**AIM OF THE TASK:** Mark each statement as agreeing with the passage below about Wilfred Whitten's book on London (yes) or not (no), and quote the words of the passage that decide it. 1. The book is to be issued by Messrs. Methuen. 2. Mr. Whitten is called an archæologist. 3. Mr. Whitten is said to have no sentimentality.

An important book on an important town is to be issued by Messrs. Methuen.
The town is London, and the author Mr. Wilfred Whitten, known to
journalism as John o' London. Considering that he comes from
Newcastle-on-Tyne (or thereabouts), his pseudonym seems to stretch a
point. However, Mr. Whitten is now acknowledged as one of the foremost
experts in London topography. He is not an archæologist, he is a
humanist--in a good dry sense; not the University sense, nor the silly
sense. The word "human" is a dangerous word; I am rather inclined to
handle it with antiseptic precautions. When a critic who has risen high
enough to be allowed to sign his reviews in a daily paper calls a new book
"a great human novel," you may be absolutely sure that the said novel
consists chiefly of ridiculous twaddle. Mr. Whitten is not a humanist in
that sense. He has no sentimentality, and a very great deal of both wit
and humour.

**RECORDED DATA:**
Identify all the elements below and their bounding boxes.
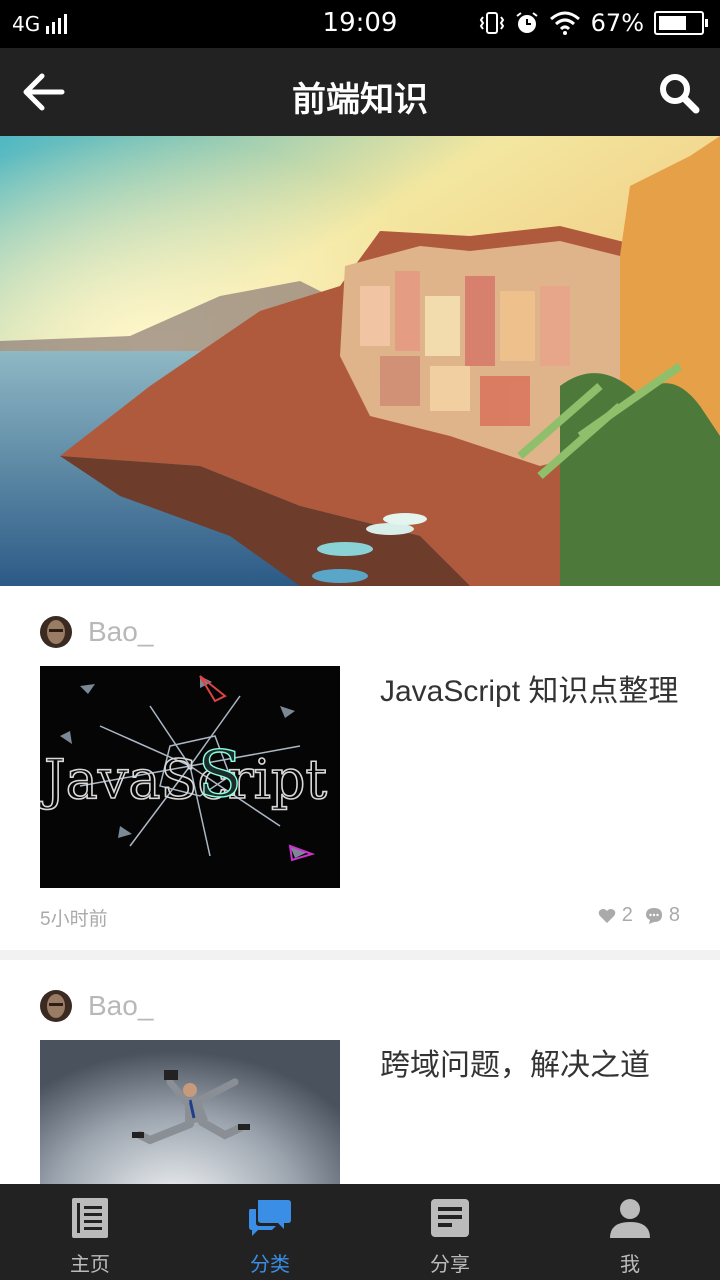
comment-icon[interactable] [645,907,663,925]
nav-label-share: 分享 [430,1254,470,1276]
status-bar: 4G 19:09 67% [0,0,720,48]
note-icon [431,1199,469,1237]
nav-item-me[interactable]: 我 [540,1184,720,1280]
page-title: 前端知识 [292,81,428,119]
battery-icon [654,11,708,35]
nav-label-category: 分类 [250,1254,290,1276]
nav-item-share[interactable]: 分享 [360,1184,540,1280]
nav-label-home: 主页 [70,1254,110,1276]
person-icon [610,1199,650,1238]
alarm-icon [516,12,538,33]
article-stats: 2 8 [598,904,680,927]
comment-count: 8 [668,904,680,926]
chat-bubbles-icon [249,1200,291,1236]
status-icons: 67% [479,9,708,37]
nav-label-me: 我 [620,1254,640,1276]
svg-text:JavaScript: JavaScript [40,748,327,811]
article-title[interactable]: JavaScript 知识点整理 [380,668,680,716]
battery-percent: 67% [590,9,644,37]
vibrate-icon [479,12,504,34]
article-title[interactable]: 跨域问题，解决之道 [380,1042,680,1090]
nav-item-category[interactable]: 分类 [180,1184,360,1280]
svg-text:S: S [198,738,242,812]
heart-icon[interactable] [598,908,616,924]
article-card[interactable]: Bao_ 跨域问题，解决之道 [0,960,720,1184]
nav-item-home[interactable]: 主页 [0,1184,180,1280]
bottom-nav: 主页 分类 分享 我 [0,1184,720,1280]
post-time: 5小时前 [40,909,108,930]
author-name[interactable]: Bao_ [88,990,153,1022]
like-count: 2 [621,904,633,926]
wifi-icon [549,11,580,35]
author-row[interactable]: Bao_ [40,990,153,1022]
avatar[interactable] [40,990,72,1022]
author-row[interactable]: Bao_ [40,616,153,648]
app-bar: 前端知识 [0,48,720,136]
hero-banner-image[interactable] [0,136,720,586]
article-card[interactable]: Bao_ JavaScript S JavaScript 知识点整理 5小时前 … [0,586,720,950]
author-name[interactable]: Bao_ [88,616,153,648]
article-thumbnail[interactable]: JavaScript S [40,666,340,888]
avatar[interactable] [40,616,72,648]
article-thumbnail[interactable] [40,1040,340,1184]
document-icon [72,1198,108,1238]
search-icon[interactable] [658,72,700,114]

==

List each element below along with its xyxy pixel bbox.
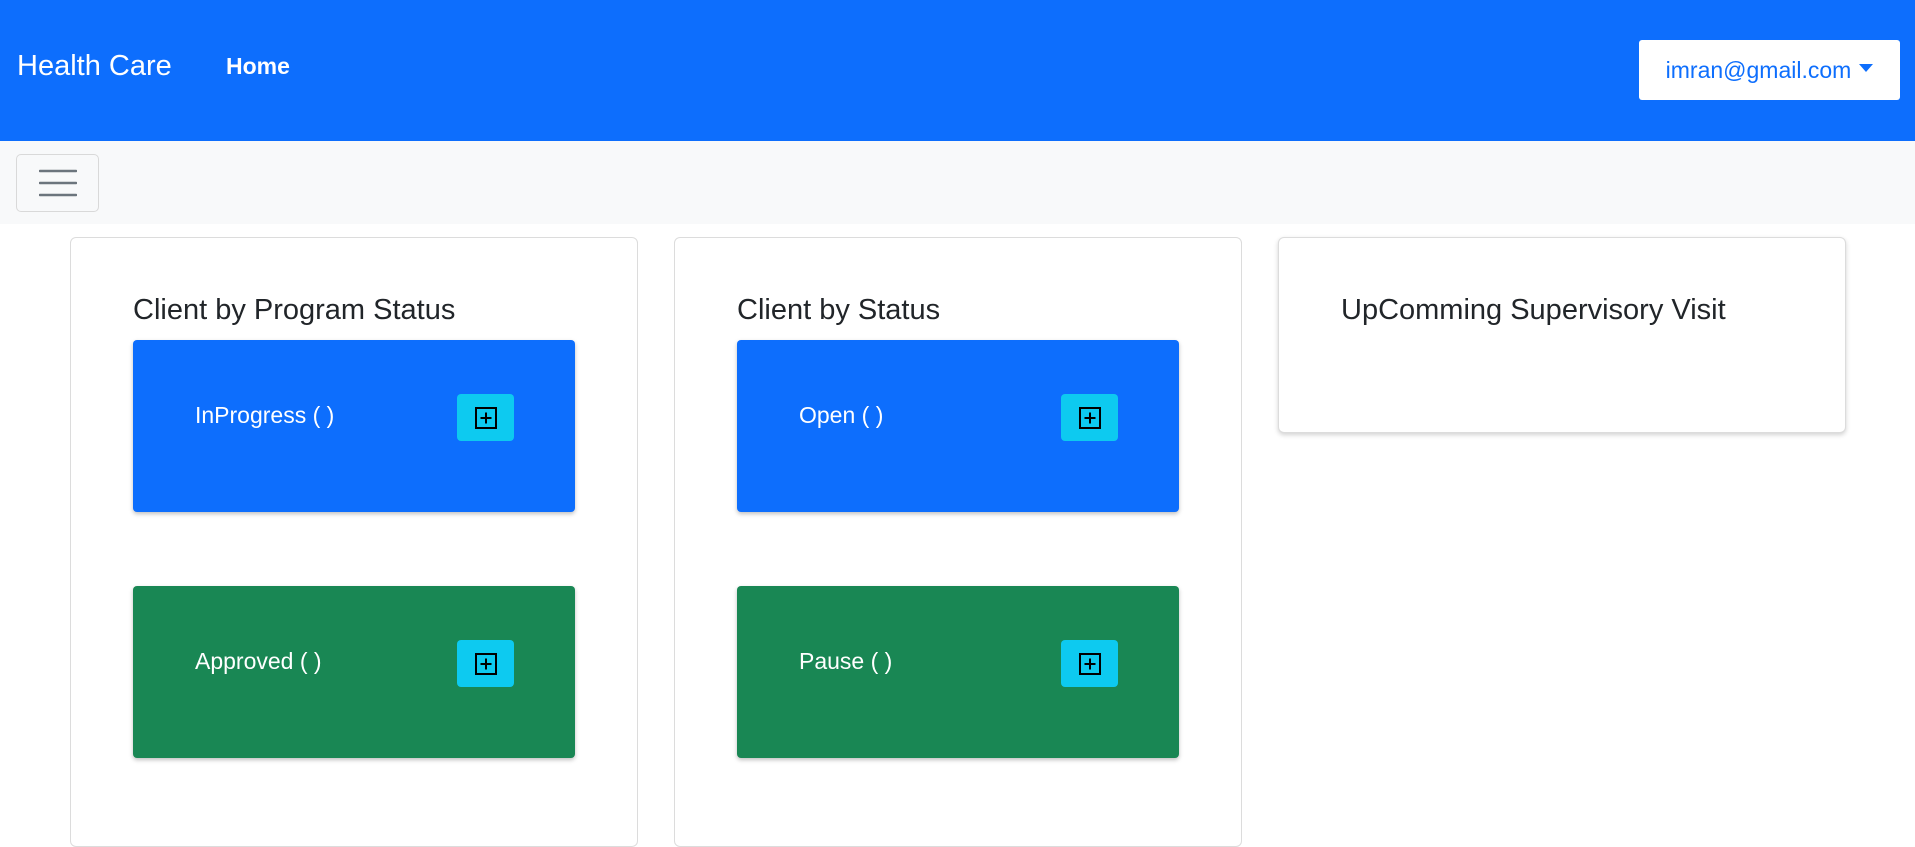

---

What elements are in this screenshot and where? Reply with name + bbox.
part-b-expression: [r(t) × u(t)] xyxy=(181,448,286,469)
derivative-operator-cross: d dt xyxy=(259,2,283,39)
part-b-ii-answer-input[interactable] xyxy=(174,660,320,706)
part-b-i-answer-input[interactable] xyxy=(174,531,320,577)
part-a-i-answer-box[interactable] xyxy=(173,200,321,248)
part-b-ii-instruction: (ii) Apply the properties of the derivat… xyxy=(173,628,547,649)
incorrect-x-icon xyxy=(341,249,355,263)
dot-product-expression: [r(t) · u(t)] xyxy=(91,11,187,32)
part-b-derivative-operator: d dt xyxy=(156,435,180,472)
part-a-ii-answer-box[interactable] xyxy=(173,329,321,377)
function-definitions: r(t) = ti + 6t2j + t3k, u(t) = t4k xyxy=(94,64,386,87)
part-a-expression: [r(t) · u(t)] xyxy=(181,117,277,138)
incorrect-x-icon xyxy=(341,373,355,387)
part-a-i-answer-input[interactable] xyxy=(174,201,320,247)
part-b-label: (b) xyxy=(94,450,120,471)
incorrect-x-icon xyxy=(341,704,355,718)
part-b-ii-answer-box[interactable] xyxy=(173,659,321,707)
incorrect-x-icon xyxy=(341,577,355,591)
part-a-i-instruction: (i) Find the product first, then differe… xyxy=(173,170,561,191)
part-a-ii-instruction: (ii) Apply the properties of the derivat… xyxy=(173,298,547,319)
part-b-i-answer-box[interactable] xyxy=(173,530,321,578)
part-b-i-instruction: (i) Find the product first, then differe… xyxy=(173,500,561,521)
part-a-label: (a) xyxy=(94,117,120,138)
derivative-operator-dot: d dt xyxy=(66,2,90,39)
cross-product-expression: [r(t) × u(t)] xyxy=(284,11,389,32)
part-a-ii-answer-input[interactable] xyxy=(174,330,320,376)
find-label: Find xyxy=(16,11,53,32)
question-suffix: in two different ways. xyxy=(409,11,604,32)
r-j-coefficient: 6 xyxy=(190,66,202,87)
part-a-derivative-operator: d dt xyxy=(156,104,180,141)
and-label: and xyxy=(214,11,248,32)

**SOLUTION TO THIS PROBLEM:**
1. Yes: "An important book on an important town is to be issued by Messrs. Methuen."
2. No: "He is not an archæologist, he is a humanist"
3. Yes: "He has no sentimentality"